TASK INSTRUCTIONS:
Identify and reproduce every line holding the string "time".

SOURCE MATERIAL:

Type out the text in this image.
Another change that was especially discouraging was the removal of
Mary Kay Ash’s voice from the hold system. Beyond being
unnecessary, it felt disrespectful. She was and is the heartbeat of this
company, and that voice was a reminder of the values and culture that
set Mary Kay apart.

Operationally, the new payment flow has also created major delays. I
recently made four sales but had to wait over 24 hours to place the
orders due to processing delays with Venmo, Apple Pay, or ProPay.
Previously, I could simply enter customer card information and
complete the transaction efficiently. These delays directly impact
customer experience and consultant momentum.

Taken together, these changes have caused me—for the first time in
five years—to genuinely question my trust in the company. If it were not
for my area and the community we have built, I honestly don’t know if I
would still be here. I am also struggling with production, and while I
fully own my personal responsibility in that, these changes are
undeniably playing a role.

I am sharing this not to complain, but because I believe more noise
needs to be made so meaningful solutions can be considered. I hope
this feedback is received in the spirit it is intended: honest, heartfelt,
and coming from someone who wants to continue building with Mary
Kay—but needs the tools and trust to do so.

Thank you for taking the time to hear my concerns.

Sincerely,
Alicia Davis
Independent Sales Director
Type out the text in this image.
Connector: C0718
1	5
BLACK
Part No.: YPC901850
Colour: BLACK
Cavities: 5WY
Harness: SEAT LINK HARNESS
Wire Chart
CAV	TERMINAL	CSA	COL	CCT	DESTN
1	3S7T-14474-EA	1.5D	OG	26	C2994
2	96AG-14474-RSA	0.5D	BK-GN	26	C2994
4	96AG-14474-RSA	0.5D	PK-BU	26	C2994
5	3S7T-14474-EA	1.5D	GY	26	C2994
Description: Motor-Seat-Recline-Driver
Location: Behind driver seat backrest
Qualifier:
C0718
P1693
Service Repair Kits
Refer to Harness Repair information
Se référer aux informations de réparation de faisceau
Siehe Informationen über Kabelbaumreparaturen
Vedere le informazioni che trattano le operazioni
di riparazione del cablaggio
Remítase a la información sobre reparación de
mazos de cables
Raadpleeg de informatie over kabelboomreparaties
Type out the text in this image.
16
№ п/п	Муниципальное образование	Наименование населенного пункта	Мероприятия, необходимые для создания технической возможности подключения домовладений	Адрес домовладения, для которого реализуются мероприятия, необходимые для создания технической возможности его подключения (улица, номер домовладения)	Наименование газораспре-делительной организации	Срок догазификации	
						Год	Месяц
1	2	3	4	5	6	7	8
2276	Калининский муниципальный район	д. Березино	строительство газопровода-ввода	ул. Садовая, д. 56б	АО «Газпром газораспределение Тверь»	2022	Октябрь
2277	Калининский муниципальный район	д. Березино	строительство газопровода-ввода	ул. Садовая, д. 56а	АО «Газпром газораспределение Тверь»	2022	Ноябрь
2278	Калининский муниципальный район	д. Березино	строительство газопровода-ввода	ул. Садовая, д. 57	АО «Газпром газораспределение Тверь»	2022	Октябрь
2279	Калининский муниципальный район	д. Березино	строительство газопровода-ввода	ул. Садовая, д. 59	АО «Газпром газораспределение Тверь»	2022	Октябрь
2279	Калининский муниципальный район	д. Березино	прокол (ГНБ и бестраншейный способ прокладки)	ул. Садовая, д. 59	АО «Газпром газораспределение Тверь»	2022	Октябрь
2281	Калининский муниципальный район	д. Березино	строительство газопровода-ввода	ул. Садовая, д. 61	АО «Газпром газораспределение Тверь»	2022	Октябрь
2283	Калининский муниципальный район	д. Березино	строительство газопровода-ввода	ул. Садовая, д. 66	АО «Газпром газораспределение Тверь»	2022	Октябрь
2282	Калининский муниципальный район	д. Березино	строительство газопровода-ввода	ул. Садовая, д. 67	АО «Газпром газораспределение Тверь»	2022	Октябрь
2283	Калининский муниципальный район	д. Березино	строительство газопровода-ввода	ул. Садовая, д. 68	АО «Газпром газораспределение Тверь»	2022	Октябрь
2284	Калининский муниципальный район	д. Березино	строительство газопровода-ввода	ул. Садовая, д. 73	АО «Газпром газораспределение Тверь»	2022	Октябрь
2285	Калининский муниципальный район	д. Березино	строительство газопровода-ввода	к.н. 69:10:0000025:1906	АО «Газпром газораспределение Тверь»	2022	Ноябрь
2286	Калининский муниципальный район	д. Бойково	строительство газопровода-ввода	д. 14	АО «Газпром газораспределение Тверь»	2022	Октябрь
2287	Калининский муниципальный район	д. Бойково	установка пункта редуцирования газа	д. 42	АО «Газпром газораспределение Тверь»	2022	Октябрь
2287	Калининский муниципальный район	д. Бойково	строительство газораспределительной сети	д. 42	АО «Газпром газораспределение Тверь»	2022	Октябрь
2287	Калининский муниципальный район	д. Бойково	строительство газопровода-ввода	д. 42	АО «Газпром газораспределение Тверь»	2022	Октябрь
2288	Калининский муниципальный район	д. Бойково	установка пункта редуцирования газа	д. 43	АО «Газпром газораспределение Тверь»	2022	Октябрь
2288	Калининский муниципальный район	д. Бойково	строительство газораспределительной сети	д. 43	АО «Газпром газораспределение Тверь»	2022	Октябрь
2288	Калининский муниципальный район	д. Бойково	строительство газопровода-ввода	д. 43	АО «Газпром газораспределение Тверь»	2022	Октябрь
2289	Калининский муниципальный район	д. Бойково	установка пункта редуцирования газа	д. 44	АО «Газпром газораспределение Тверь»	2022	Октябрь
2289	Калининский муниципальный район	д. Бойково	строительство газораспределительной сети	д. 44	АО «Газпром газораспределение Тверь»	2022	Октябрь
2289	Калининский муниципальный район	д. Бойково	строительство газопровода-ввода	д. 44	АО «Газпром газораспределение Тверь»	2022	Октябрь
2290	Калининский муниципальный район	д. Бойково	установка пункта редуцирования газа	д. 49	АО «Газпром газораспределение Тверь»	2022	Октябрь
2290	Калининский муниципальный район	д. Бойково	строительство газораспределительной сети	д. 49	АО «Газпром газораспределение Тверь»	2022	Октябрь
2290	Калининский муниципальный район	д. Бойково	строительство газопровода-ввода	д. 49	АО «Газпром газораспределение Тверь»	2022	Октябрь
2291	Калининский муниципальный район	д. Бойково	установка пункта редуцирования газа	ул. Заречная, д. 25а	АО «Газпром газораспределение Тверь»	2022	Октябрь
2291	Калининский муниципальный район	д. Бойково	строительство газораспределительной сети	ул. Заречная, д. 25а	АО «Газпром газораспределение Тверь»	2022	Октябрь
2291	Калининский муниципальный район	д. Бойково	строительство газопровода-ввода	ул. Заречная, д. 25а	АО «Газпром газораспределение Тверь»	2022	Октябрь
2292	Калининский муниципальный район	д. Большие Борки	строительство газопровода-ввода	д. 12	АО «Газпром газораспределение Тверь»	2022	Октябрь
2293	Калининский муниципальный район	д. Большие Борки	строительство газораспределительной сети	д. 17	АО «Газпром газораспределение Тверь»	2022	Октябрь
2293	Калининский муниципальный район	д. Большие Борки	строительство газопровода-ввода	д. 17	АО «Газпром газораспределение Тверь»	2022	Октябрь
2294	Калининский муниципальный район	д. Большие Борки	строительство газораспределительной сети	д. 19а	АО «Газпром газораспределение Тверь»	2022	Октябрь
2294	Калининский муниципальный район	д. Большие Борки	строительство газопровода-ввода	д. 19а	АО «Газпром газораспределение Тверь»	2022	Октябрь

CORRECT ANSWER:
Taken together, these changes have caused me—for the first time in
Thank you for taking the time to hear my concerns.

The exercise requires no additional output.